
    Venezuela's rights of land are a real mess.
    So we need firstly to:
    1) register what the different claims for land everywhere are and make it all transparent: people should be able to check it for every municipio. Most cases will be dubious, conflicting, etc
    2) very fast guarantee those cases where property is clear BUT tax those lands. Right now there are people in Venezuela, Boliburgueses and not, who have real fiefdoms that produce a fortune and they do not give a penny for that.
    3) start solving property rights for the conflicting, incomplete cases and protect them.

  4. And thanks for commenting. Feel free to look at other ideas and if you have one in some topic, it would be nice if you can share them.
    I will be translating little by little all kinds of ideas and hopefully someone in Venezuela will start to pay attention.

  5. Sept 6 2009

    Hi Kepler-

    I'm going to put a few more comments here that aren't necessarily about agriculture, but it all ties together.

    I agree that it's a good idea to have all property ownership cataloged in a transparent manner and open to everyone, but I'm not convinced that taxing anything is a good answer. All I've ever seen taxes do is grow the government. I do not think a person's home should be taxed, ever. There are plenty of excise taxes and use taxes that can be implemented to pay for roads and infrastructure. When the government gets it's hands on tax money, how much of it goes back to the people and community anyway? Maybe 10%? The rest pays the salaries of a bloated bureaucracy and politicians.

**WHAT TO DO**
1. Duplicate the land-rights comments between "Venezuela's rights of" and "can share them.", inclusive.
2. In the land-rights comments, what does the Sept 6 2009 reply say should never be taxed?
3. Render this sentence from the land-rights comments in Spanish: "Venezuela's rights of land are a real mess."
None of the work here uses the data.

**PROVIDED RECORDS**
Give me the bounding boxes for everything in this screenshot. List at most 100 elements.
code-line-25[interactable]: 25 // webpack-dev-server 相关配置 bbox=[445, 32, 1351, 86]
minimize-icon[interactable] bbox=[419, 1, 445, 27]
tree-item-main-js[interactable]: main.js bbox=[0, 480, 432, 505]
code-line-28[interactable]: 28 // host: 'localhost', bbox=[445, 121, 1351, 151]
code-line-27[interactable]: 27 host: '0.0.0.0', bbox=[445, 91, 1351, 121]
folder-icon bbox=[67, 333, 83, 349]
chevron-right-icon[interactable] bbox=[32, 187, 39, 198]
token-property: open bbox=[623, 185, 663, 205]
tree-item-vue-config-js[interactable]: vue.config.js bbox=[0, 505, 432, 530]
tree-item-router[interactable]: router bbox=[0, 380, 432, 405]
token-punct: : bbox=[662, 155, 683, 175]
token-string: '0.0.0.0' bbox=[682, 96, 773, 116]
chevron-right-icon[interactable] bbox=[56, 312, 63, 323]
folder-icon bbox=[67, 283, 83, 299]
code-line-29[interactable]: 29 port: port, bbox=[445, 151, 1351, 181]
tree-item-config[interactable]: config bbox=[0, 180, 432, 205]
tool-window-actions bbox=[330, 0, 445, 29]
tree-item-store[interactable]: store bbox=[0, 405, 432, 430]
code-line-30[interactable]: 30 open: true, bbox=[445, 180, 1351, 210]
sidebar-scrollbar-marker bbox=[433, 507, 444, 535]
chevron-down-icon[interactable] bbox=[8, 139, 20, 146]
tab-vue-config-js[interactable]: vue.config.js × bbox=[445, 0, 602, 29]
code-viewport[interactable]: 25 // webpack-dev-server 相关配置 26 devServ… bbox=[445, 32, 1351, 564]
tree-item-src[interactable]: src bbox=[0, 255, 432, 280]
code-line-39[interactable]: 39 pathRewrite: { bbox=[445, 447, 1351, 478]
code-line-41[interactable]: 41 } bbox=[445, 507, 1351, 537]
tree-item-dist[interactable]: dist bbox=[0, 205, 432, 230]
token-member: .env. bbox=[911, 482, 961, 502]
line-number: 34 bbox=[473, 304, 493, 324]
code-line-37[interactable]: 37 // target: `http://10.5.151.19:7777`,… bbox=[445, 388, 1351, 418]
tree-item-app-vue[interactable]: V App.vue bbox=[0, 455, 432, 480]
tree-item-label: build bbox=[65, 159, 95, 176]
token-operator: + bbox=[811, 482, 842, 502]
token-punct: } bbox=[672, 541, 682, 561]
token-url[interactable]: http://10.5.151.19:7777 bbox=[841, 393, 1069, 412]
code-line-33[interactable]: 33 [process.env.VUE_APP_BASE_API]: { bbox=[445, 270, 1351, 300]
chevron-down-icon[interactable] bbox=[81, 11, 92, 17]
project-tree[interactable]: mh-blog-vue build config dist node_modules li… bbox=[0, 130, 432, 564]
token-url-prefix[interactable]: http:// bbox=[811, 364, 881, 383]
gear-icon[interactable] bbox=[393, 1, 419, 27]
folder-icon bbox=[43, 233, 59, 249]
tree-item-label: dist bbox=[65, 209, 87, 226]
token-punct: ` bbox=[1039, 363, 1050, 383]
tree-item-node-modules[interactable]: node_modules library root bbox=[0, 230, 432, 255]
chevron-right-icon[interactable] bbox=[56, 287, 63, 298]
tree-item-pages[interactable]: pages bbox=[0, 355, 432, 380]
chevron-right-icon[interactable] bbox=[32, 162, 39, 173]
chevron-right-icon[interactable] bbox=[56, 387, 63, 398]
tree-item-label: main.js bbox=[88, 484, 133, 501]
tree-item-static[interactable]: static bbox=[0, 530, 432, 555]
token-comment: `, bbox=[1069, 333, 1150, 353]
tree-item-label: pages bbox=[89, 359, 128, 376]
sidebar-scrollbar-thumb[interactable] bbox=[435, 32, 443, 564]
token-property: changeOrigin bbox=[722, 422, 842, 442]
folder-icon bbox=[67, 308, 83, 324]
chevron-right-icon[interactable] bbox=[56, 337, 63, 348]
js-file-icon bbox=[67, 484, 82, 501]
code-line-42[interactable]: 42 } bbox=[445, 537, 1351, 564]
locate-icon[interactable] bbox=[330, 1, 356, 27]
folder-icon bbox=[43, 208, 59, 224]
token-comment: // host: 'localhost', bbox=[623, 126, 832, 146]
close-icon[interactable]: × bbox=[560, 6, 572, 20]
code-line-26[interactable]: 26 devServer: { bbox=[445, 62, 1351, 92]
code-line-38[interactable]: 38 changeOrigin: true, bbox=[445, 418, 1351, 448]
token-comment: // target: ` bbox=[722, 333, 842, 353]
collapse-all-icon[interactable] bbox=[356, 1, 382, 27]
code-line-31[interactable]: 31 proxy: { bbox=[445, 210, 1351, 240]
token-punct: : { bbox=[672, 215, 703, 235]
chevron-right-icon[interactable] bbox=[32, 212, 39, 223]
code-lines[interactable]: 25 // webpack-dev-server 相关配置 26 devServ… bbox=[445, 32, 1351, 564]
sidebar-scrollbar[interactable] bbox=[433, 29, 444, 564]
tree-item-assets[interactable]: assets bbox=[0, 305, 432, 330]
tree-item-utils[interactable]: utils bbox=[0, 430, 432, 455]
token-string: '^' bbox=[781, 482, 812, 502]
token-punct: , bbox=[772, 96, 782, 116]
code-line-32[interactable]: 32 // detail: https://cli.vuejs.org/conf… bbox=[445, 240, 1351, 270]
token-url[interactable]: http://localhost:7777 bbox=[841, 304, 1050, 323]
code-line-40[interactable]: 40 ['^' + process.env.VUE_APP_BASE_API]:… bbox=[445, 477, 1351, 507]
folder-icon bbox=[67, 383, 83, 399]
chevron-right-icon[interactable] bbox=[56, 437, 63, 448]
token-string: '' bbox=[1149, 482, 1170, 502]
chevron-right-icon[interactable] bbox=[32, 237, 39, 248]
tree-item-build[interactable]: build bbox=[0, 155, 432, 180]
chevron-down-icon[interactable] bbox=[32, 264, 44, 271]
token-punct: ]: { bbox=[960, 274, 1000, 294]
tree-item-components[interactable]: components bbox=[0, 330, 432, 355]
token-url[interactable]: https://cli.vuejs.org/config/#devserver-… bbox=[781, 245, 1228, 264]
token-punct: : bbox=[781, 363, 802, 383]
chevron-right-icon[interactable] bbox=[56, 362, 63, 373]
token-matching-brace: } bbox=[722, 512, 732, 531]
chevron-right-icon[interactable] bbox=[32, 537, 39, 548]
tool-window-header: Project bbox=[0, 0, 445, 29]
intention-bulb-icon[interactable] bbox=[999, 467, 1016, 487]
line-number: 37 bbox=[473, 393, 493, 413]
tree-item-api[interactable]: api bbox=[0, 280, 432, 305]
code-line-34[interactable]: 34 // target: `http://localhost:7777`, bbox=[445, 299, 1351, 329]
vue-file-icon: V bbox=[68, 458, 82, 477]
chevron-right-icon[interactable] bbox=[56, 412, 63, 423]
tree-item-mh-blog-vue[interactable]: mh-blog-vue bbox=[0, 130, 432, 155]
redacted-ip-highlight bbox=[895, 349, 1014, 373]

**LIST OF SOLUTIONS**
1.
Venezuela's rights of land are a real mess.
    So we need firstly to:
    1) register what the different claims for land everywhere are and make it all transparent: people should be able to check it for every municipio. Most cases will be dubious, conflicting, etc
    2) very fast guarantee those cases where property is clear BUT tax those lands. Right now there are people in Venezuela, Boliburgueses and not, who have real fiefdoms that produce a fortune and they do not give a penny for that.
    3) start solving property rights for the conflicting, incomplete cases and protect them.

  4. And thanks for commenting. Feel free to look at other ideas and if you have one in some topic, it would be nice if you can share them.

2. A person's home.

3. Los derechos sobre la tierra en Venezuela son un verdadero desastre.